- [ENTRIES]:
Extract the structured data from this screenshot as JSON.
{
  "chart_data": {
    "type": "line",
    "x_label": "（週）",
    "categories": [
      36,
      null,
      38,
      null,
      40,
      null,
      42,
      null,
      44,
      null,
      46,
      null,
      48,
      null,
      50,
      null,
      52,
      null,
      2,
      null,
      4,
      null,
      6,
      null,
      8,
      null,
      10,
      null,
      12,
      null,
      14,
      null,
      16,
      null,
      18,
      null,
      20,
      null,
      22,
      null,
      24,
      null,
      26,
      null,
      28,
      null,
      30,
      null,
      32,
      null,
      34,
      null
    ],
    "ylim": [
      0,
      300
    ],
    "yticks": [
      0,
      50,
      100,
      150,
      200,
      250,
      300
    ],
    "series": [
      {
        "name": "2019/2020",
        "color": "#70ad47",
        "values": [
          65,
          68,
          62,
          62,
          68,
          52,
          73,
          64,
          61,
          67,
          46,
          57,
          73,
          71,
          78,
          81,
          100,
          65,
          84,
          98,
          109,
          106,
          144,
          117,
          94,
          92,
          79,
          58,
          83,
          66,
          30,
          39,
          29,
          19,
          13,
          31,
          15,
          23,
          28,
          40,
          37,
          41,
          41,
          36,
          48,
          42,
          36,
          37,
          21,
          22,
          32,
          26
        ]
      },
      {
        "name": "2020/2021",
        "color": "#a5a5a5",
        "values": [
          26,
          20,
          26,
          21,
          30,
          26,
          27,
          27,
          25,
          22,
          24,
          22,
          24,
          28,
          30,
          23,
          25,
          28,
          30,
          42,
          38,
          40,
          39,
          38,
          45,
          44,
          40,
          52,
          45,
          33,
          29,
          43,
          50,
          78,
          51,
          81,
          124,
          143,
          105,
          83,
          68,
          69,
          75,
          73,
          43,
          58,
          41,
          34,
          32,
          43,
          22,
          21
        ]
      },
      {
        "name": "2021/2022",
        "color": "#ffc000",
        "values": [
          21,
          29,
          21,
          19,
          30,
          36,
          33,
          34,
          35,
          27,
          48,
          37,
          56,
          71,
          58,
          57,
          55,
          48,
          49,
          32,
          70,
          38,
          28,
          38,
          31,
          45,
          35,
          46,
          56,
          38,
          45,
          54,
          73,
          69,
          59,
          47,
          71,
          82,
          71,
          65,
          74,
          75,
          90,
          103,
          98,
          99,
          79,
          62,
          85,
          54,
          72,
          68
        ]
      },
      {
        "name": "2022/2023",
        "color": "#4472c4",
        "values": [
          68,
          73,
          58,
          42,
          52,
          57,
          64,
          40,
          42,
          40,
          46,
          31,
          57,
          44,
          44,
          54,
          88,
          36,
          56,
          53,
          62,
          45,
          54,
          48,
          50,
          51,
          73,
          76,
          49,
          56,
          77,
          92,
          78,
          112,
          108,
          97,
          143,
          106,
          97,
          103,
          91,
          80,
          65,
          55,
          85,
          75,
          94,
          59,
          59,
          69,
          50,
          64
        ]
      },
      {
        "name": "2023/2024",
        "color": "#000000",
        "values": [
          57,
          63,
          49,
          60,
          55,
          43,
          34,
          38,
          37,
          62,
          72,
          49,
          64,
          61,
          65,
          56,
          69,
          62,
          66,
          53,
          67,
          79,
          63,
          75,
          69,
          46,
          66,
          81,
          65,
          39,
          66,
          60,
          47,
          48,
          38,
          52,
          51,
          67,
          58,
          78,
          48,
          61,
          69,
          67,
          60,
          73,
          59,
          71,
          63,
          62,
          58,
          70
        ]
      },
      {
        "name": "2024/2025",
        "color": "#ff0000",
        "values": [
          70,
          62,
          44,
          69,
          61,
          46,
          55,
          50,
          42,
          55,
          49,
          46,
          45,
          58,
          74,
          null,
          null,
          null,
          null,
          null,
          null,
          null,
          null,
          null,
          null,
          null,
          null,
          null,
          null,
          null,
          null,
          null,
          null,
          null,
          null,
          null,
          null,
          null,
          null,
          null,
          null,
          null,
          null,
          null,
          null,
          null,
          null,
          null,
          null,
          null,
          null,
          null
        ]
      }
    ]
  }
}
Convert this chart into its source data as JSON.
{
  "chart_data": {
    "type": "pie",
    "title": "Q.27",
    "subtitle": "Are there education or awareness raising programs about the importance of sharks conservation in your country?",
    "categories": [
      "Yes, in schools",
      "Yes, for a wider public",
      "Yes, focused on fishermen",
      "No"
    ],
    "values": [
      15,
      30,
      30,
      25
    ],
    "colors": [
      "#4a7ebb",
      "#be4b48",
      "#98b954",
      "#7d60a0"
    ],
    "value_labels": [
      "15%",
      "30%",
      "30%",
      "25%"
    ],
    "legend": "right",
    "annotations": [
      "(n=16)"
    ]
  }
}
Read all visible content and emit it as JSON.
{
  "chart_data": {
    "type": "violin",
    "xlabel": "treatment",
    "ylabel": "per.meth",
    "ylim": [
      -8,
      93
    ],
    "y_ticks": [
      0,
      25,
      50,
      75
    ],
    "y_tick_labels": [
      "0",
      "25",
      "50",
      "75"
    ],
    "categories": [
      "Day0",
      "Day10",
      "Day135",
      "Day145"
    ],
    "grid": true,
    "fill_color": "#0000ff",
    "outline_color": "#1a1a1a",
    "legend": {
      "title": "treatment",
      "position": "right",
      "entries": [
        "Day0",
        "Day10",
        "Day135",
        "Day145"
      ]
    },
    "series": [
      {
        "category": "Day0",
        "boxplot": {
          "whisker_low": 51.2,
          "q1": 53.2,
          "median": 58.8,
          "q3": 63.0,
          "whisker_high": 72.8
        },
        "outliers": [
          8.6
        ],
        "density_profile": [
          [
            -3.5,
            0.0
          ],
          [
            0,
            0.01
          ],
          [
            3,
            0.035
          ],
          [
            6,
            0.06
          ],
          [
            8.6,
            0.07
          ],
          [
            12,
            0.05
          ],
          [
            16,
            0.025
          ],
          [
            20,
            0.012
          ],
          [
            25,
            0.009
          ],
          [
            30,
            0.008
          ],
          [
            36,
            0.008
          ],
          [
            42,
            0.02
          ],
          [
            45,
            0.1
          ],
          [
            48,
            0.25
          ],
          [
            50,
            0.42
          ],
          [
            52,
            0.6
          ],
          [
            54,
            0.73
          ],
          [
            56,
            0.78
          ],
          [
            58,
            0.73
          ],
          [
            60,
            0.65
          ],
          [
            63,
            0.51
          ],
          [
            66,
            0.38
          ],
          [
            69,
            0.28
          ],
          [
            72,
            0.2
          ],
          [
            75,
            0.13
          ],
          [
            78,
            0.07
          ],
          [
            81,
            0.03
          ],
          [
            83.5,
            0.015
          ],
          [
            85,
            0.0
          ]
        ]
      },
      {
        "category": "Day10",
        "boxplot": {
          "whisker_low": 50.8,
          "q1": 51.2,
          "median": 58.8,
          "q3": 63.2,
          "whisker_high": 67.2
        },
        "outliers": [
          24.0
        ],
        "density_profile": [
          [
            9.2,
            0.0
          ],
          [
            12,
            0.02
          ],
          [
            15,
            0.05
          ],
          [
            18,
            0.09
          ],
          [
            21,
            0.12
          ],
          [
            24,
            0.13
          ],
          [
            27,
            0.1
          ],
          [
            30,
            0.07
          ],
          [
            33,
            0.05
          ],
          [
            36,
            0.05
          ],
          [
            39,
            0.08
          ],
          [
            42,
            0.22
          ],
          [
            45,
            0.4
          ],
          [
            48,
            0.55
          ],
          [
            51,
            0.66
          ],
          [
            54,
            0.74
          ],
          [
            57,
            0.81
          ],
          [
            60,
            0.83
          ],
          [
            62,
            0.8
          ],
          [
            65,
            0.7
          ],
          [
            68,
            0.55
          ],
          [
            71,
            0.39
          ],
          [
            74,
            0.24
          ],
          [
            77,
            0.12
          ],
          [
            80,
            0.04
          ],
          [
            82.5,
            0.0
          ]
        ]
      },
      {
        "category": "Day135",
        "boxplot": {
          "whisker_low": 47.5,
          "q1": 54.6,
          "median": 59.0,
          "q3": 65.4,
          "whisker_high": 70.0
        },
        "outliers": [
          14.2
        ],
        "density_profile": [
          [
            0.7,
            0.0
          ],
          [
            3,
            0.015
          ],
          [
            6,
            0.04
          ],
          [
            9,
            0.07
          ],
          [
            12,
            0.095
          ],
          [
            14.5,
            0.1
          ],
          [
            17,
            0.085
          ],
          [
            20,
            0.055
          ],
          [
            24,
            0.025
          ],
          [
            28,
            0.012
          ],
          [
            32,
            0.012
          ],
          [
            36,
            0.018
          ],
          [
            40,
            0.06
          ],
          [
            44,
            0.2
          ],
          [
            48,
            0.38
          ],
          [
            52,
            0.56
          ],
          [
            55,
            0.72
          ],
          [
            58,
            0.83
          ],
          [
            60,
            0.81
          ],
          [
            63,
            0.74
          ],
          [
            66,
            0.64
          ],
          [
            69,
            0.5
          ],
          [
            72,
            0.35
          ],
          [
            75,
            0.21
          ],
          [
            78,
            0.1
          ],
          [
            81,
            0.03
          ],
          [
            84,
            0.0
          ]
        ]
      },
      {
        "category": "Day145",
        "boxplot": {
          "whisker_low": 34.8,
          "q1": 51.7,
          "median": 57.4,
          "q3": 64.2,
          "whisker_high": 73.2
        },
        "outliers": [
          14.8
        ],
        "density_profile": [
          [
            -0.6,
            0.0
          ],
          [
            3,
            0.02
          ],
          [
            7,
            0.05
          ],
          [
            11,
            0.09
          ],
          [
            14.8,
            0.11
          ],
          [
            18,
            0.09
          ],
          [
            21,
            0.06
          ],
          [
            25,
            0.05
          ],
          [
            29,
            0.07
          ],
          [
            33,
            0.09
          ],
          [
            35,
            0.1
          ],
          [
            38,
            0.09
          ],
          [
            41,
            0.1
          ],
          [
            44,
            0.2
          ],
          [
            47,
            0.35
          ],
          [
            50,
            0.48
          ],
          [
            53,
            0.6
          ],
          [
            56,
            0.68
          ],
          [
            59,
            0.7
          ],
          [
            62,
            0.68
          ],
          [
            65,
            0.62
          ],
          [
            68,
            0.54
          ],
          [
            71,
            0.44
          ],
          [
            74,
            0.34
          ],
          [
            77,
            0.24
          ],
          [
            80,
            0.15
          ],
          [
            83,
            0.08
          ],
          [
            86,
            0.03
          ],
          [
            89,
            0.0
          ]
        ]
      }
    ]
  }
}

- [STATED EXERCISE]: Check each line of the records above for the string "category", and report every line that has it.

- [ANSWER BELOW]:
        "category": "Day0",
        "category": "Day10",
        "category": "Day135",
        "category": "Day145",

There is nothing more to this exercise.